begin Records to use

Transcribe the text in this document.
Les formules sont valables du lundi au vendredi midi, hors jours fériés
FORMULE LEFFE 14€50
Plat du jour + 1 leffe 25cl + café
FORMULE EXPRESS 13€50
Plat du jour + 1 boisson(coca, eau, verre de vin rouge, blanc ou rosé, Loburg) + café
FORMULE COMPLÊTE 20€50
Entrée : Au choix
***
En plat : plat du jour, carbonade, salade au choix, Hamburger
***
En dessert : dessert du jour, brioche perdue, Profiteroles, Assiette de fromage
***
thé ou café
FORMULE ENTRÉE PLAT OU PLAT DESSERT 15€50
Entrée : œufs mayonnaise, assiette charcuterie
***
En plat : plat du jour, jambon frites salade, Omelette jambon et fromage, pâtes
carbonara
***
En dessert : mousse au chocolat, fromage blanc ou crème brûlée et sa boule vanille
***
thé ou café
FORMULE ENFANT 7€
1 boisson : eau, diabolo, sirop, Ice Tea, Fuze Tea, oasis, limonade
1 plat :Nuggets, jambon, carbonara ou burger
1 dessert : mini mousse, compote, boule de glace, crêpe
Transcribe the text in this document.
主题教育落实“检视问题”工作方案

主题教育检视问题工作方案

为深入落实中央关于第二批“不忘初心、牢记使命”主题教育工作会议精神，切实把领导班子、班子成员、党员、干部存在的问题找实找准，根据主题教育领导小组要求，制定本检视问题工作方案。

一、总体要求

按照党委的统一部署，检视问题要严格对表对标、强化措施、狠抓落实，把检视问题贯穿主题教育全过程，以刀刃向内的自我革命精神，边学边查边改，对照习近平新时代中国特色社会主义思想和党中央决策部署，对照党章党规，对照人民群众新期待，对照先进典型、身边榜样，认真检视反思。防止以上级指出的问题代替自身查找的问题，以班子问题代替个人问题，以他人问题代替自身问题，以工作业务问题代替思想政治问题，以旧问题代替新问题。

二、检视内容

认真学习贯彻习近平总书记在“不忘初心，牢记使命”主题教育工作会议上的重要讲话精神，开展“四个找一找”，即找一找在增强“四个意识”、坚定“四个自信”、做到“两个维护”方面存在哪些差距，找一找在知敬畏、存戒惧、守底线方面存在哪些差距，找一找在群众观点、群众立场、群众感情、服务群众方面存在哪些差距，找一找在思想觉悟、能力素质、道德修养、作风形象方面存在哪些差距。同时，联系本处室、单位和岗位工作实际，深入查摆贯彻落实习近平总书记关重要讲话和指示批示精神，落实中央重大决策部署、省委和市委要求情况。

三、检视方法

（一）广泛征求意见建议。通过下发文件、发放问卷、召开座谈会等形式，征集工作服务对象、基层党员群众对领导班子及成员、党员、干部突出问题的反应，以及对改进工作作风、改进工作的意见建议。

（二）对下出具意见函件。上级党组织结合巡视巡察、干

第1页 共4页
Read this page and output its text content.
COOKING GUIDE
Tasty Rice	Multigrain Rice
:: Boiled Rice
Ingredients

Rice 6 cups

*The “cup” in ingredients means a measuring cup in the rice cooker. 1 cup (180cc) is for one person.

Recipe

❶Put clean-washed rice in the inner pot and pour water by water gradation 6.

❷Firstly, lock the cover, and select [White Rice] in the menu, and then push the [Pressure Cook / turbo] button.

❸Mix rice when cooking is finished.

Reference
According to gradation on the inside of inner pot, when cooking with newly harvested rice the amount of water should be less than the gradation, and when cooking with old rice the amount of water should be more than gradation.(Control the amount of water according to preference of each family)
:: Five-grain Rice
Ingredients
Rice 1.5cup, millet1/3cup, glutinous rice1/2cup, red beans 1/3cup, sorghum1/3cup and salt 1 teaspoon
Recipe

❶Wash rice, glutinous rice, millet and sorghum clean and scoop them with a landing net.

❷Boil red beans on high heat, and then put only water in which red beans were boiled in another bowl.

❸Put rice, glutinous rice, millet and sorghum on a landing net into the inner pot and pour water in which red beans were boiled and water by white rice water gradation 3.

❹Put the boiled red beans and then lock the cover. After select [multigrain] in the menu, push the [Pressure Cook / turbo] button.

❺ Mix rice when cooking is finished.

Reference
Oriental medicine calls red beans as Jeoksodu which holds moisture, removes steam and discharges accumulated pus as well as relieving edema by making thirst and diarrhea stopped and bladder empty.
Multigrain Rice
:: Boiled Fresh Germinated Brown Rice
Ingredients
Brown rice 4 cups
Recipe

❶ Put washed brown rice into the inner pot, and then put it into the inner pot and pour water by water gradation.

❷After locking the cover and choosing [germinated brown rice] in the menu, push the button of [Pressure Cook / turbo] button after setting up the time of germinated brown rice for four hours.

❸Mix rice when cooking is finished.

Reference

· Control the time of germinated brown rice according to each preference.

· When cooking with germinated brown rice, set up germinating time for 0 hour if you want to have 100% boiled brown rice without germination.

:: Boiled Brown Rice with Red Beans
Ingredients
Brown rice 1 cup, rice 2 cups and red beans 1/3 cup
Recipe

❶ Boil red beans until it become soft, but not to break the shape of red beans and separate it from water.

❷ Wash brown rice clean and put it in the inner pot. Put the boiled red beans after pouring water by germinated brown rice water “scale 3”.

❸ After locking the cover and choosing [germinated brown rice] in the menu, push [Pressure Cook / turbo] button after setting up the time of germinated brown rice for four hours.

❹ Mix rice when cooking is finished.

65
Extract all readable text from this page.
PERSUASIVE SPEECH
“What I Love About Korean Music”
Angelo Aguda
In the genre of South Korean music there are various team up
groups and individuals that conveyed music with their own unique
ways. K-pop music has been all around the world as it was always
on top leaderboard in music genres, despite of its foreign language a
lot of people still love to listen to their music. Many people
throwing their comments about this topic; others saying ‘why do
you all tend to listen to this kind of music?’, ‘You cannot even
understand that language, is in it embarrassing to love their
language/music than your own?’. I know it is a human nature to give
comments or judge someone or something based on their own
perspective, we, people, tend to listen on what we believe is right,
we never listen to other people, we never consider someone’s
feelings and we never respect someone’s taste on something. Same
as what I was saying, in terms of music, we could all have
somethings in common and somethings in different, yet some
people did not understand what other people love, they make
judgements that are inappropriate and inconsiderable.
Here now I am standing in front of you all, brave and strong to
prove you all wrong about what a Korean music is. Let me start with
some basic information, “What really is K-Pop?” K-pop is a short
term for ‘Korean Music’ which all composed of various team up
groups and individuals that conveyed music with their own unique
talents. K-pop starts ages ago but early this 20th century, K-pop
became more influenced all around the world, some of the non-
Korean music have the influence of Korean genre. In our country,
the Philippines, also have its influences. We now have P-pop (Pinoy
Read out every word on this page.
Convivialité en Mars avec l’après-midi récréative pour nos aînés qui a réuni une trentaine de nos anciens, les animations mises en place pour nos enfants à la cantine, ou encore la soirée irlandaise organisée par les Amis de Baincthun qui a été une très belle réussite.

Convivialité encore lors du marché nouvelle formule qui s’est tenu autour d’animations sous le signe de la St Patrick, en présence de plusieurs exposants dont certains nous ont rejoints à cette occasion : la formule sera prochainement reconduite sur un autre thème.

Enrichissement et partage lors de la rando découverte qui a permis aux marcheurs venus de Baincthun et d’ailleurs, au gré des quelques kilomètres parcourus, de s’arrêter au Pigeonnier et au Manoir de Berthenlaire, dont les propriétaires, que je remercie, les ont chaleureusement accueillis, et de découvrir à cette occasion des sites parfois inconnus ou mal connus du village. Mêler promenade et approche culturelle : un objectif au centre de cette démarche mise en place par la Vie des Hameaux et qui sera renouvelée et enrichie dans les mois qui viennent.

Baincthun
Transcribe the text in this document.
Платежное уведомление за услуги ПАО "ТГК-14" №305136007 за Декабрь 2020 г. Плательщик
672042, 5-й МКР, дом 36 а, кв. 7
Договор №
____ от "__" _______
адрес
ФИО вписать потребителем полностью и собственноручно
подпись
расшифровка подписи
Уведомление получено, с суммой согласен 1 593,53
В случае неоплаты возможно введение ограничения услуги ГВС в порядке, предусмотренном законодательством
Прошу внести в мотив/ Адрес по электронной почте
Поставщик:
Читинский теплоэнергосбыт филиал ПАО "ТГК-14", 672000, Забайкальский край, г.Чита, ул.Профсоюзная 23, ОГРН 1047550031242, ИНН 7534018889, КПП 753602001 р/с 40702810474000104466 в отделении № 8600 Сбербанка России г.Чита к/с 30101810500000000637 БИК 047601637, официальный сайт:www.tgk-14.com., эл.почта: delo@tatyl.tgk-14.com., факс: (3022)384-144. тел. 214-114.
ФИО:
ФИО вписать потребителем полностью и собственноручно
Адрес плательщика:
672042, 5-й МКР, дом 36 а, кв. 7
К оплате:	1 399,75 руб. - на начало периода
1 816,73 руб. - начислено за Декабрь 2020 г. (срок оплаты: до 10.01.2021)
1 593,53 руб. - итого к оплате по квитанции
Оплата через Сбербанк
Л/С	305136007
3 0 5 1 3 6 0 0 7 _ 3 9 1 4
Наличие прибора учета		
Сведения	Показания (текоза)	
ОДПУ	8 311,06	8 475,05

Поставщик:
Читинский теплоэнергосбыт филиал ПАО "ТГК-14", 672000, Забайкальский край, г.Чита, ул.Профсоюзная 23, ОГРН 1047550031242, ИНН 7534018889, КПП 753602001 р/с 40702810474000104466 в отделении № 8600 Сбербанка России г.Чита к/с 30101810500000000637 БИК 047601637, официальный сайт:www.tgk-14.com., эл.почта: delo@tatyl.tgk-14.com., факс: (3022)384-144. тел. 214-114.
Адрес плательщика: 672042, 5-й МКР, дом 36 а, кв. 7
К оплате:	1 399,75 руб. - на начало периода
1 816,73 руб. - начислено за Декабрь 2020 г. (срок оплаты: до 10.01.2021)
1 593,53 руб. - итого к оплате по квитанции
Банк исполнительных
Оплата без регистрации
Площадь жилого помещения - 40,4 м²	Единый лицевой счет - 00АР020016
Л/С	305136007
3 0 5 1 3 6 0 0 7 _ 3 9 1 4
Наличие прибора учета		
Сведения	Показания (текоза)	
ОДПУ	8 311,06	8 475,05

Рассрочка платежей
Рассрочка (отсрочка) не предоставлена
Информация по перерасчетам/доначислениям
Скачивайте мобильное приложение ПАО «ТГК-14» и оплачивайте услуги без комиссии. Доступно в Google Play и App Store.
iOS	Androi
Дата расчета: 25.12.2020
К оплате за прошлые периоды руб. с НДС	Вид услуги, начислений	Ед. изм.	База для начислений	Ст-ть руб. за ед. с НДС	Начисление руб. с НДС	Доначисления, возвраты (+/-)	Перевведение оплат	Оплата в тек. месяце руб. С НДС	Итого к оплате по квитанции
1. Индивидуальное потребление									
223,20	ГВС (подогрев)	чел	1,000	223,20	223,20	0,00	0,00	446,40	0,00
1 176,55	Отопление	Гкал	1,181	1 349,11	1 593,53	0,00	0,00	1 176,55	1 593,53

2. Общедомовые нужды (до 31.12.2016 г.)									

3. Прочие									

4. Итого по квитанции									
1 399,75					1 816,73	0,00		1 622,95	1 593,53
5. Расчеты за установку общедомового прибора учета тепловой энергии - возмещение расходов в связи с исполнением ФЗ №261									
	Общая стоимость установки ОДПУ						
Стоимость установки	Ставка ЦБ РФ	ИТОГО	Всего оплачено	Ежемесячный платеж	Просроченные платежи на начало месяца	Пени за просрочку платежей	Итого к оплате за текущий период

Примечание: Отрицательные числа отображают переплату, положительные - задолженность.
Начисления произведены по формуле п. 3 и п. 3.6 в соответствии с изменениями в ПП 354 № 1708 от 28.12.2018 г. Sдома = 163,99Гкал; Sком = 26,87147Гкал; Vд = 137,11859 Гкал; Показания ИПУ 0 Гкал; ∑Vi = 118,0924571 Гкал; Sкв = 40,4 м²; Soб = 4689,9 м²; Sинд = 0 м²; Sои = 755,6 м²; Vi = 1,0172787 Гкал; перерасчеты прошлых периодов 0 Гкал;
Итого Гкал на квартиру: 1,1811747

end Records to use

# [Objective]
Show all lines from the records above where the word "salade" occurs.

# [Answer in full]
En plat : plat du jour, carbonade, salade au choix, Hamburger
En plat : plat du jour, jambon frites salade, Omelette jambon et fromage, pâtes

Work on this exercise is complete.